**Task:**
Draw out every line with the word "choice" from the listing below.

----- Data shown

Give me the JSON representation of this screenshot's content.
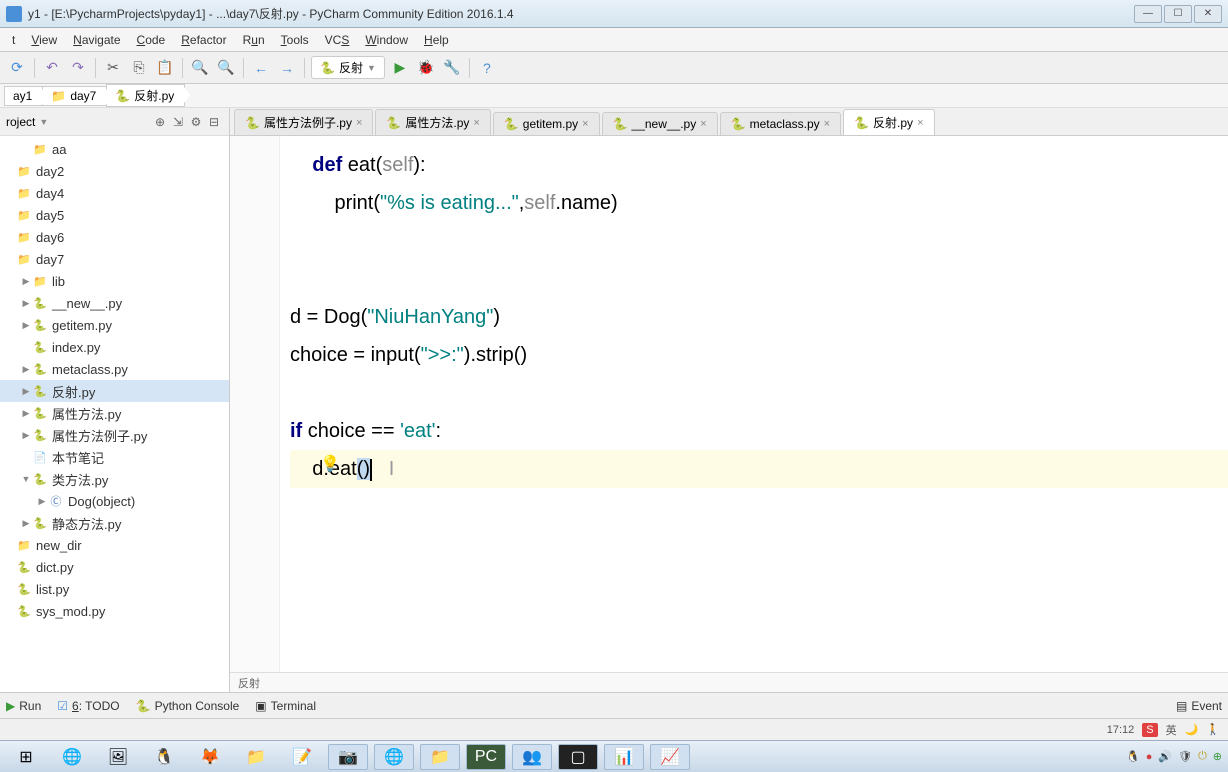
{
  "window": {
    "title": "y1 - [E:\\PycharmProjects\\pyday1] - ...\\day7\\反射.py - PyCharm Community Edition 2016.1.4"
  },
  "menu": {
    "items": [
      "t",
      "View",
      "Navigate",
      "Code",
      "Refactor",
      "Run",
      "Tools",
      "VCS",
      "Window",
      "Help"
    ]
  },
  "toolbar": {
    "run_config": "反射"
  },
  "breadcrumb": {
    "items": [
      "ay1",
      "day7",
      "反射.py"
    ]
  },
  "project": {
    "header": "roject",
    "tree": [
      {
        "label": "aa",
        "indent": 1,
        "icon": "folder",
        "arrow": ""
      },
      {
        "label": "day2",
        "indent": 0,
        "icon": "folder",
        "arrow": ""
      },
      {
        "label": "day4",
        "indent": 0,
        "icon": "folder",
        "arrow": ""
      },
      {
        "label": "day5",
        "indent": 0,
        "icon": "folder",
        "arrow": ""
      },
      {
        "label": "day6",
        "indent": 0,
        "icon": "folder",
        "arrow": ""
      },
      {
        "label": "day7",
        "indent": 0,
        "icon": "folder",
        "arrow": ""
      },
      {
        "label": "lib",
        "indent": 1,
        "icon": "folder",
        "arrow": "▶"
      },
      {
        "label": "__new__.py",
        "indent": 1,
        "icon": "py",
        "arrow": "▶"
      },
      {
        "label": "getitem.py",
        "indent": 1,
        "icon": "py",
        "arrow": "▶"
      },
      {
        "label": "index.py",
        "indent": 1,
        "icon": "py",
        "arrow": ""
      },
      {
        "label": "metaclass.py",
        "indent": 1,
        "icon": "py",
        "arrow": "▶"
      },
      {
        "label": "反射.py",
        "indent": 1,
        "icon": "py",
        "arrow": "▶",
        "selected": true
      },
      {
        "label": "属性方法.py",
        "indent": 1,
        "icon": "py",
        "arrow": "▶"
      },
      {
        "label": "属性方法例子.py",
        "indent": 1,
        "icon": "py",
        "arrow": "▶"
      },
      {
        "label": "本节笔记",
        "indent": 1,
        "icon": "file",
        "arrow": ""
      },
      {
        "label": "类方法.py",
        "indent": 1,
        "icon": "py",
        "arrow": "▼"
      },
      {
        "label": "Dog(object)",
        "indent": 2,
        "icon": "class",
        "arrow": "▶"
      },
      {
        "label": "静态方法.py",
        "indent": 1,
        "icon": "py",
        "arrow": "▶"
      },
      {
        "label": "new_dir",
        "indent": 0,
        "icon": "folder",
        "arrow": ""
      },
      {
        "label": "dict.py",
        "indent": 0,
        "icon": "py",
        "arrow": ""
      },
      {
        "label": "list.py",
        "indent": 0,
        "icon": "py",
        "arrow": ""
      },
      {
        "label": "sys_mod.py",
        "indent": 0,
        "icon": "py",
        "arrow": ""
      }
    ]
  },
  "tabs": {
    "items": [
      {
        "label": "属性方法例子.py",
        "active": false
      },
      {
        "label": "属性方法.py",
        "active": false
      },
      {
        "label": "getitem.py",
        "active": false
      },
      {
        "label": "__new__.py",
        "active": false
      },
      {
        "label": "metaclass.py",
        "active": false
      },
      {
        "label": "反射.py",
        "active": true
      }
    ]
  },
  "code": {
    "line1_kw": "def",
    "line1_fn": " eat",
    "line1_paren_open": "(",
    "line1_param": "self",
    "line1_paren_close": "):",
    "line2_print": "print",
    "line2_open": "(",
    "line2_str": "\"%s is eating...\"",
    "line2_comma": ",",
    "line2_self": "self",
    "line2_name": ".name)",
    "line3_d": "d = Dog(",
    "line3_str": "\"NiuHanYang\"",
    "line3_close": ")",
    "line4_choice": "choice = ",
    "line4_input": "input",
    "line4_open": "(",
    "line4_str": "\">>:\"",
    "line4_rest": ").strip()",
    "line5_if": "if",
    "line5_cond": " choice == ",
    "line5_str": "'eat'",
    "line5_colon": ":",
    "line6_call": "d.eat",
    "line6_paren": "()"
  },
  "editor_crumb": "反射",
  "bottom_tools": {
    "run": "Run",
    "todo": "6: TODO",
    "console": "Python Console",
    "terminal": "Terminal",
    "event": "Event"
  },
  "status": {
    "time": "17:12",
    "lang": "英"
  }
}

----------

**Response to the task:**
    "line4_choice": "choice = ",
    "line5_cond": " choice == ",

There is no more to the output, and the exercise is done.